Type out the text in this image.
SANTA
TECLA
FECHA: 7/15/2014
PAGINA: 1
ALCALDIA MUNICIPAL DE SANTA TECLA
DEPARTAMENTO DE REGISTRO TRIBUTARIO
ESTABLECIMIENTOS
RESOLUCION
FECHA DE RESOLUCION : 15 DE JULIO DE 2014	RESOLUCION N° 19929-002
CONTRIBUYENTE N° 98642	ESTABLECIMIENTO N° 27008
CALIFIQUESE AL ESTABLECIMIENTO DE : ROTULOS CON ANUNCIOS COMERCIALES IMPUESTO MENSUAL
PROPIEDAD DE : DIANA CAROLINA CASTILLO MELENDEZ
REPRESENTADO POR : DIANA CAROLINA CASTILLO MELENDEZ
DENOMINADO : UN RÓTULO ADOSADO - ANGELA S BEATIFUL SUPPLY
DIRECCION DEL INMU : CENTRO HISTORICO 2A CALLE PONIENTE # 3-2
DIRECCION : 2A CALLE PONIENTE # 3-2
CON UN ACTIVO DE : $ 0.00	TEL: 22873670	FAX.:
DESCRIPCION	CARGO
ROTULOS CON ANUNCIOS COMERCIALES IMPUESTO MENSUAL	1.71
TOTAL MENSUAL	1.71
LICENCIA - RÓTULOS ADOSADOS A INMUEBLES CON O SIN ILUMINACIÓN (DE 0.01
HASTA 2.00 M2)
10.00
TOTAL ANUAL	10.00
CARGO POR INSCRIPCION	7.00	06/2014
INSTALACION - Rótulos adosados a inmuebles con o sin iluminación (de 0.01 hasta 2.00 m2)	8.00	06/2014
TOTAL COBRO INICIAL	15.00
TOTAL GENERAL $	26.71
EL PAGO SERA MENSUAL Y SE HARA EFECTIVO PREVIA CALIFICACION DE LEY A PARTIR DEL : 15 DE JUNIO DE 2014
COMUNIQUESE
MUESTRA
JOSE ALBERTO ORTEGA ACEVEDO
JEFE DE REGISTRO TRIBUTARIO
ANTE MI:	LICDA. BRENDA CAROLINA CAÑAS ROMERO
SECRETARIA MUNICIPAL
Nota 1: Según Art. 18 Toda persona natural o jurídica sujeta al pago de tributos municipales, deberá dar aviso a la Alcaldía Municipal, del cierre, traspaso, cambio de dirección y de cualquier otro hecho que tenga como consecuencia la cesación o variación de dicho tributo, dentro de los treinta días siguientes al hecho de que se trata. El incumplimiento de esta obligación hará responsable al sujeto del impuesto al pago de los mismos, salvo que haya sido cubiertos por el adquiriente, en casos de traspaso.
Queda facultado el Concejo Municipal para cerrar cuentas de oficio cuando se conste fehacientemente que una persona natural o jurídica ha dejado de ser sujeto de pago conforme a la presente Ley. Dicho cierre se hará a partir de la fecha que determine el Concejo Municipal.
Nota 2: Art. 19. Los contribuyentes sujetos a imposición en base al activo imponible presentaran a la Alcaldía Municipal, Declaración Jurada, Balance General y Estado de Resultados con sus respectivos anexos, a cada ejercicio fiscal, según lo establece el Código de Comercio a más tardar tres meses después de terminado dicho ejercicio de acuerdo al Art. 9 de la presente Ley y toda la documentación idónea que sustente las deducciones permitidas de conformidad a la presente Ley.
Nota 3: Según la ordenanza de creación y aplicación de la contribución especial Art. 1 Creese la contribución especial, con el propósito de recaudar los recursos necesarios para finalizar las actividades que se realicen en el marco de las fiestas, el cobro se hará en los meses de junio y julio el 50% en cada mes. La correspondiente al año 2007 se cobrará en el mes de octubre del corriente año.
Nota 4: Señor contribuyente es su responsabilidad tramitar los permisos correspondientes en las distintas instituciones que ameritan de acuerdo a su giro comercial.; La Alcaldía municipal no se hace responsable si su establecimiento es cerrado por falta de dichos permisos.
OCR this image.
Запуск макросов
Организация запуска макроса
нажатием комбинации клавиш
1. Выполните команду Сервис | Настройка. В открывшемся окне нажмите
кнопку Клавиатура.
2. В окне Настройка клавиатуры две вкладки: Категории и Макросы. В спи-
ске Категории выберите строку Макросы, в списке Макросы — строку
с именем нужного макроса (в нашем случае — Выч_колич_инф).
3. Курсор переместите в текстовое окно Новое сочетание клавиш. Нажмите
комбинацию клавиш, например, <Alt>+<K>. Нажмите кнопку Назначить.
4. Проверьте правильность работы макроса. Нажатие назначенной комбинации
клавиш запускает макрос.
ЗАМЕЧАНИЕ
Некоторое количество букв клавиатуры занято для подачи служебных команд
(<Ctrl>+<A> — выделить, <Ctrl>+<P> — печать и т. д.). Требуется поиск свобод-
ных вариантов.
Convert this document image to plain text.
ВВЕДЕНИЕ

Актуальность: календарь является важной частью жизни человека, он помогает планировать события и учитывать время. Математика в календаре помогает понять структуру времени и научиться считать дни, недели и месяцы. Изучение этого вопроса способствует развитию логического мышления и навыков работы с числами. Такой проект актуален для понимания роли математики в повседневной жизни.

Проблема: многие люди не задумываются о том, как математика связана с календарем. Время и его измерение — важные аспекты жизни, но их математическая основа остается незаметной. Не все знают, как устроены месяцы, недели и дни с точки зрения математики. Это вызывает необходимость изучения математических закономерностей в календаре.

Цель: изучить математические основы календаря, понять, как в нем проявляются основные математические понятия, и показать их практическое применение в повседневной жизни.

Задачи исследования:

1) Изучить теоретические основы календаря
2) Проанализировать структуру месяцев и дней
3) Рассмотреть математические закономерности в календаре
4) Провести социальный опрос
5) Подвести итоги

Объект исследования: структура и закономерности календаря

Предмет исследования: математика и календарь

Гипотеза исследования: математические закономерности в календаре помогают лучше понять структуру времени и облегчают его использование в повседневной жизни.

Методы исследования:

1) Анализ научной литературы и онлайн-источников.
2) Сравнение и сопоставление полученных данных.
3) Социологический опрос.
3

== == ==

Work to do:
Return each line of the data exactly as written above.

The solution:
Type out the text in this image.
SANTA
TECLA
FECHA: 7/15/2014
PAGINA: 1
ALCALDIA MUNICIPAL DE SANTA TECLA
DEPARTAMENTO DE REGISTRO TRIBUTARIO
ESTABLECIMIENTOS
RESOLUCION
FECHA DE RESOLUCION : 15 DE JULIO DE 2014	RESOLUCION N° 19929-002
CONTRIBUYENTE N° 98642	ESTABLECIMIENTO N° 27008
CALIFIQUESE AL ESTABLECIMIENTO DE : ROTULOS CON ANUNCIOS COMERCIALES IMPUESTO MENSUAL
PROPIEDAD DE : DIANA CAROLINA CASTILLO MELENDEZ
REPRESENTADO POR : DIANA CAROLINA CASTILLO MELENDEZ
DENOMINADO : UN RÓTULO ADOSADO - ANGELA S BEATIFUL SUPPLY
DIRECCION DEL INMU : CENTRO HISTORICO 2A CALLE PONIENTE # 3-2
DIRECCION : 2A CALLE PONIENTE # 3-2
CON UN ACTIVO DE : $ 0.00	TEL: 22873670	FAX.:
DESCRIPCION	CARGO
ROTULOS CON ANUNCIOS COMERCIALES IMPUESTO MENSUAL	1.71
TOTAL MENSUAL	1.71
LICENCIA - RÓTULOS ADOSADOS A INMUEBLES CON O SIN ILUMINACIÓN (DE 0.01
HASTA 2.00 M2)
10.00
TOTAL ANUAL	10.00
CARGO POR INSCRIPCION	7.00	06/2014
INSTALACION - Rótulos adosados a inmuebles con o sin iluminación (de 0.01 hasta 2.00 m2)	8.00	06/2014
TOTAL COBRO INICIAL	15.00
TOTAL GENERAL $	26.71
EL PAGO SERA MENSUAL Y SE HARA EFECTIVO PREVIA CALIFICACION DE LEY A PARTIR DEL : 15 DE JUNIO DE 2014
COMUNIQUESE
MUESTRA
JOSE ALBERTO ORTEGA ACEVEDO
JEFE DE REGISTRO TRIBUTARIO
ANTE MI:	LICDA. BRENDA CAROLINA CAÑAS ROMERO
SECRETARIA MUNICIPAL
Nota 1: Según Art. 18 Toda persona natural o jurídica sujeta al pago de tributos municipales, deberá dar aviso a la Alcaldía Municipal, del cierre, traspaso, cambio de dirección y de cualquier otro hecho que tenga como consecuencia la cesación o variación de dicho tributo, dentro de los treinta días siguientes al hecho de que se trata. El incumplimiento de esta obligación hará responsable al sujeto del impuesto al pago de los mismos, salvo que haya sido cubiertos por el adquiriente, en casos de traspaso.
Queda facultado el Concejo Municipal para cerrar cuentas de oficio cuando se conste fehacientemente que una persona natural o jurídica ha dejado de ser sujeto de pago conforme a la presente Ley. Dicho cierre se hará a partir de la fecha que determine el Concejo Municipal.
Nota 2: Art. 19. Los contribuyentes sujetos a imposición en base al activo imponible presentaran a la Alcaldía Municipal, Declaración Jurada, Balance General y Estado de Resultados con sus respectivos anexos, a cada ejercicio fiscal, según lo establece el Código de Comercio a más tardar tres meses después de terminado dicho ejercicio de acuerdo al Art. 9 de la presente Ley y toda la documentación idónea que sustente las deducciones permitidas de conformidad a la presente Ley.
Nota 3: Según la ordenanza de creación y aplicación de la contribución especial Art. 1 Creese la contribución especial, con el propósito de recaudar los recursos necesarios para finalizar las actividades que se realicen en el marco de las fiestas, el cobro se hará en los meses de junio y julio el 50% en cada mes. La correspondiente al año 2007 se cobrará en el mes de octubre del corriente año.
Nota 4: Señor contribuyente es su responsabilidad tramitar los permisos correspondientes en las distintas instituciones que ameritan de acuerdo a su giro comercial.; La Alcaldía municipal no se hace responsable si su establecimiento es cerrado por falta de dichos permisos.
OCR this image.
Запуск макросов
Организация запуска макроса
нажатием комбинации клавиш
1. Выполните команду Сервис | Настройка. В открывшемся окне нажмите
кнопку Клавиатура.
2. В окне Настройка клавиатуры две вкладки: Категории и Макросы. В спи-
ске Категории выберите строку Макросы, в списке Макросы — строку
с именем нужного макроса (в нашем случае — Выч_колич_инф).
3. Курсор переместите в текстовое окно Новое сочетание клавиш. Нажмите
комбинацию клавиш, например, <Alt>+<K>. Нажмите кнопку Назначить.
4. Проверьте правильность работы макроса. Нажатие назначенной комбинации
клавиш запускает макрос.
ЗАМЕЧАНИЕ
Некоторое количество букв клавиатуры занято для подачи служебных команд
(<Ctrl>+<A> — выделить, <Ctrl>+<P> — печать и т. д.). Требуется поиск свобод-
ных вариантов.
Convert this document image to plain text.
ВВЕДЕНИЕ

Актуальность: календарь является важной частью жизни человека, он помогает планировать события и учитывать время. Математика в календаре помогает понять структуру времени и научиться считать дни, недели и месяцы. Изучение этого вопроса способствует развитию логического мышления и навыков работы с числами. Такой проект актуален для понимания роли математики в повседневной жизни.

Проблема: многие люди не задумываются о том, как математика связана с календарем. Время и его измерение — важные аспекты жизни, но их математическая основа остается незаметной. Не все знают, как устроены месяцы, недели и дни с точки зрения математики. Это вызывает необходимость изучения математических закономерностей в календаре.

Цель: изучить математические основы календаря, понять, как в нем проявляются основные математические понятия, и показать их практическое применение в повседневной жизни.

Задачи исследования:

1) Изучить теоретические основы календаря
2) Проанализировать структуру месяцев и дней
3) Рассмотреть математические закономерности в календаре
4) Провести социальный опрос
5) Подвести итоги

Объект исследования: структура и закономерности календаря

Предмет исследования: математика и календарь

Гипотеза исследования: математические закономерности в календаре помогают лучше понять структуру времени и облегчают его использование в повседневной жизни.

Методы исследования:

1) Анализ научной литературы и онлайн-источников.
2) Сравнение и сопоставление полученных данных.
3) Социологический опрос.
3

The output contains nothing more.